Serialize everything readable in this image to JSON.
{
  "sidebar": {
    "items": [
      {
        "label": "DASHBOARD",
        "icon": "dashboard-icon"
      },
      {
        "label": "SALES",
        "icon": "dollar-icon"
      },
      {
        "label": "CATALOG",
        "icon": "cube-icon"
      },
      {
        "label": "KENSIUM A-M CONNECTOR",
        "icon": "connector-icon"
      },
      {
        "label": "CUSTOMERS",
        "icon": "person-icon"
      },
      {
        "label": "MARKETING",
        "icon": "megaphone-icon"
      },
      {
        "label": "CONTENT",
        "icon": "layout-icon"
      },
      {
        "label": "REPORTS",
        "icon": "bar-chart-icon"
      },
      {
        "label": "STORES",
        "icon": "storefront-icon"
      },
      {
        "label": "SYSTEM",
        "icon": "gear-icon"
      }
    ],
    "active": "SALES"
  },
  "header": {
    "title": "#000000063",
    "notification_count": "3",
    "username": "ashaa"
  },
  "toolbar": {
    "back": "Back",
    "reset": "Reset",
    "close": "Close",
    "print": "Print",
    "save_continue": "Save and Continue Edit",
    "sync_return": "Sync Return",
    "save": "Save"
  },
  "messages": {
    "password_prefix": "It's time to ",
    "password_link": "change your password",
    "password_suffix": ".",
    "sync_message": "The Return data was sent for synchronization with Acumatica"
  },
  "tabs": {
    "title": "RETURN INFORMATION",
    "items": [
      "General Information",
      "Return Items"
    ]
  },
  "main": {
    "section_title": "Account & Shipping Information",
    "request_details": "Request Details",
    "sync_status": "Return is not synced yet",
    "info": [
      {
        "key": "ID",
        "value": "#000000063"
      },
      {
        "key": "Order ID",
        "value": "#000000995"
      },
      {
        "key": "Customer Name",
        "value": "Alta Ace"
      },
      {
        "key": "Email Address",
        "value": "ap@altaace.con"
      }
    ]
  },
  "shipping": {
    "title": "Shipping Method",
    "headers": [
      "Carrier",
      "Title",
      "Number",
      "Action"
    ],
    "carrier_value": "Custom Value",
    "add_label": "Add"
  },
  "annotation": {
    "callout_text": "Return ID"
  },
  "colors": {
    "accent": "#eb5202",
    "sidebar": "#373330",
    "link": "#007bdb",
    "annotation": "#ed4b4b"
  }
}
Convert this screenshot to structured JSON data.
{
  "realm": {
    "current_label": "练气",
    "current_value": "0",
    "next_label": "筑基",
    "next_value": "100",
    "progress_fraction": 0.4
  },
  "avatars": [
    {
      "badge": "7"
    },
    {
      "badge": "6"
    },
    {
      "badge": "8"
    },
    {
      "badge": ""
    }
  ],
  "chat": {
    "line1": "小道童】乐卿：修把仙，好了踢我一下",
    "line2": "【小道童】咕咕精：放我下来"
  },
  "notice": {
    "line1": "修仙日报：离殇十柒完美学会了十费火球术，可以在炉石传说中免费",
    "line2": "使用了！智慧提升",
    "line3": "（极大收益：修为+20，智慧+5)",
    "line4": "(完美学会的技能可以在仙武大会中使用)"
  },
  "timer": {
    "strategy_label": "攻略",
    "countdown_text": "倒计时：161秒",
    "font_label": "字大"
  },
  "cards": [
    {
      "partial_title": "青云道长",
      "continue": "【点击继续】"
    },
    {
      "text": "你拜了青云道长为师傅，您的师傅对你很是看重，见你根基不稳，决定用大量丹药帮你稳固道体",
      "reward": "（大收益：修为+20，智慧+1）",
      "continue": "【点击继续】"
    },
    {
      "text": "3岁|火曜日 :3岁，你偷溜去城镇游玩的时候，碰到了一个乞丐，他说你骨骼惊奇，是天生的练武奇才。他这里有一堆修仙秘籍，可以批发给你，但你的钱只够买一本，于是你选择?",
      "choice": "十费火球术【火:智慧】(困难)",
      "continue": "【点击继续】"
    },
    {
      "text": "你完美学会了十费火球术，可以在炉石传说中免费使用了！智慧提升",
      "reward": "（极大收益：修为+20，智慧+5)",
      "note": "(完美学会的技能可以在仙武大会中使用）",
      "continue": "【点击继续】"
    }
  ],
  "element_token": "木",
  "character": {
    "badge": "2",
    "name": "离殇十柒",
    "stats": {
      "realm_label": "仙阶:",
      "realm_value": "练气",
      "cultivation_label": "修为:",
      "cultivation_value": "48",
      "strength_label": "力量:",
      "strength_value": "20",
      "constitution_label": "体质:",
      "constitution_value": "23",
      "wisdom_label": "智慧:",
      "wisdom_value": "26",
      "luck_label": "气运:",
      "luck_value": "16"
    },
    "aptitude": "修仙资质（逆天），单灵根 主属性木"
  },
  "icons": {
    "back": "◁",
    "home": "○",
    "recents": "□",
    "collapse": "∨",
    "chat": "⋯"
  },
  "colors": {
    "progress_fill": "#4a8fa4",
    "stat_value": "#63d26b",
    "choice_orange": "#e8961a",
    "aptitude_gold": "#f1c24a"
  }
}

___

» **EXERCISE INSTRUCTIONS**
Your task is to reproduce the whole listing exactly.

» **SOLVED EXERCISE**
Serialize everything readable in this image to JSON.
{
  "sidebar": {
    "items": [
      {
        "label": "DASHBOARD",
        "icon": "dashboard-icon"
      },
      {
        "label": "SALES",
        "icon": "dollar-icon"
      },
      {
        "label": "CATALOG",
        "icon": "cube-icon"
      },
      {
        "label": "KENSIUM A-M CONNECTOR",
        "icon": "connector-icon"
      },
      {
        "label": "CUSTOMERS",
        "icon": "person-icon"
      },
      {
        "label": "MARKETING",
        "icon": "megaphone-icon"
      },
      {
        "label": "CONTENT",
        "icon": "layout-icon"
      },
      {
        "label": "REPORTS",
        "icon": "bar-chart-icon"
      },
      {
        "label": "STORES",
        "icon": "storefront-icon"
      },
      {
        "label": "SYSTEM",
        "icon": "gear-icon"
      }
    ],
    "active": "SALES"
  },
  "header": {
    "title": "#000000063",
    "notification_count": "3",
    "username": "ashaa"
  },
  "toolbar": {
    "back": "Back",
    "reset": "Reset",
    "close": "Close",
    "print": "Print",
    "save_continue": "Save and Continue Edit",
    "sync_return": "Sync Return",
    "save": "Save"
  },
  "messages": {
    "password_prefix": "It's time to ",
    "password_link": "change your password",
    "password_suffix": ".",
    "sync_message": "The Return data was sent for synchronization with Acumatica"
  },
  "tabs": {
    "title": "RETURN INFORMATION",
    "items": [
      "General Information",
      "Return Items"
    ]
  },
  "main": {
    "section_title": "Account & Shipping Information",
    "request_details": "Request Details",
    "sync_status": "Return is not synced yet",
    "info": [
      {
        "key": "ID",
        "value": "#000000063"
      },
      {
        "key": "Order ID",
        "value": "#000000995"
      },
      {
        "key": "Customer Name",
        "value": "Alta Ace"
      },
      {
        "key": "Email Address",
        "value": "ap@altaace.con"
      }
    ]
  },
  "shipping": {
    "title": "Shipping Method",
    "headers": [
      "Carrier",
      "Title",
      "Number",
      "Action"
    ],
    "carrier_value": "Custom Value",
    "add_label": "Add"
  },
  "annotation": {
    "callout_text": "Return ID"
  },
  "colors": {
    "accent": "#eb5202",
    "sidebar": "#373330",
    "link": "#007bdb",
    "annotation": "#ed4b4b"
  }
}
Convert this screenshot to structured JSON data.
{
  "realm": {
    "current_label": "练气",
    "current_value": "0",
    "next_label": "筑基",
    "next_value": "100",
    "progress_fraction": 0.4
  },
  "avatars": [
    {
      "badge": "7"
    },
    {
      "badge": "6"
    },
    {
      "badge": "8"
    },
    {
      "badge": ""
    }
  ],
  "chat": {
    "line1": "小道童】乐卿：修把仙，好了踢我一下",
    "line2": "【小道童】咕咕精：放我下来"
  },
  "notice": {
    "line1": "修仙日报：离殇十柒完美学会了十费火球术，可以在炉石传说中免费",
    "line2": "使用了！智慧提升",
    "line3": "（极大收益：修为+20，智慧+5)",
    "line4": "(完美学会的技能可以在仙武大会中使用)"
  },
  "timer": {
    "strategy_label": "攻略",
    "countdown_text": "倒计时：161秒",
    "font_label": "字大"
  },
  "cards": [
    {
      "partial_title": "青云道长",
      "continue": "【点击继续】"
    },
    {
      "text": "你拜了青云道长为师傅，您的师傅对你很是看重，见你根基不稳，决定用大量丹药帮你稳固道体",
      "reward": "（大收益：修为+20，智慧+1）",
      "continue": "【点击继续】"
    },
    {
      "text": "3岁|火曜日 :3岁，你偷溜去城镇游玩的时候，碰到了一个乞丐，他说你骨骼惊奇，是天生的练武奇才。他这里有一堆修仙秘籍，可以批发给你，但你的钱只够买一本，于是你选择?",
      "choice": "十费火球术【火:智慧】(困难)",
      "continue": "【点击继续】"
    },
    {
      "text": "你完美学会了十费火球术，可以在炉石传说中免费使用了！智慧提升",
      "reward": "（极大收益：修为+20，智慧+5)",
      "note": "(完美学会的技能可以在仙武大会中使用）",
      "continue": "【点击继续】"
    }
  ],
  "element_token": "木",
  "character": {
    "badge": "2",
    "name": "离殇十柒",
    "stats": {
      "realm_label": "仙阶:",
      "realm_value": "练气",
      "cultivation_label": "修为:",
      "cultivation_value": "48",
      "strength_label": "力量:",
      "strength_value": "20",
      "constitution_label": "体质:",
      "constitution_value": "23",
      "wisdom_label": "智慧:",
      "wisdom_value": "26",
      "luck_label": "气运:",
      "luck_value": "16"
    },
    "aptitude": "修仙资质（逆天），单灵根 主属性木"
  },
  "icons": {
    "back": "◁",
    "home": "○",
    "recents": "□",
    "collapse": "∨",
    "chat": "⋯"
  },
  "colors": {
    "progress_fill": "#4a8fa4",
    "stat_value": "#63d26b",
    "choice_orange": "#e8961a",
    "aptitude_gold": "#f1c24a"
  }
}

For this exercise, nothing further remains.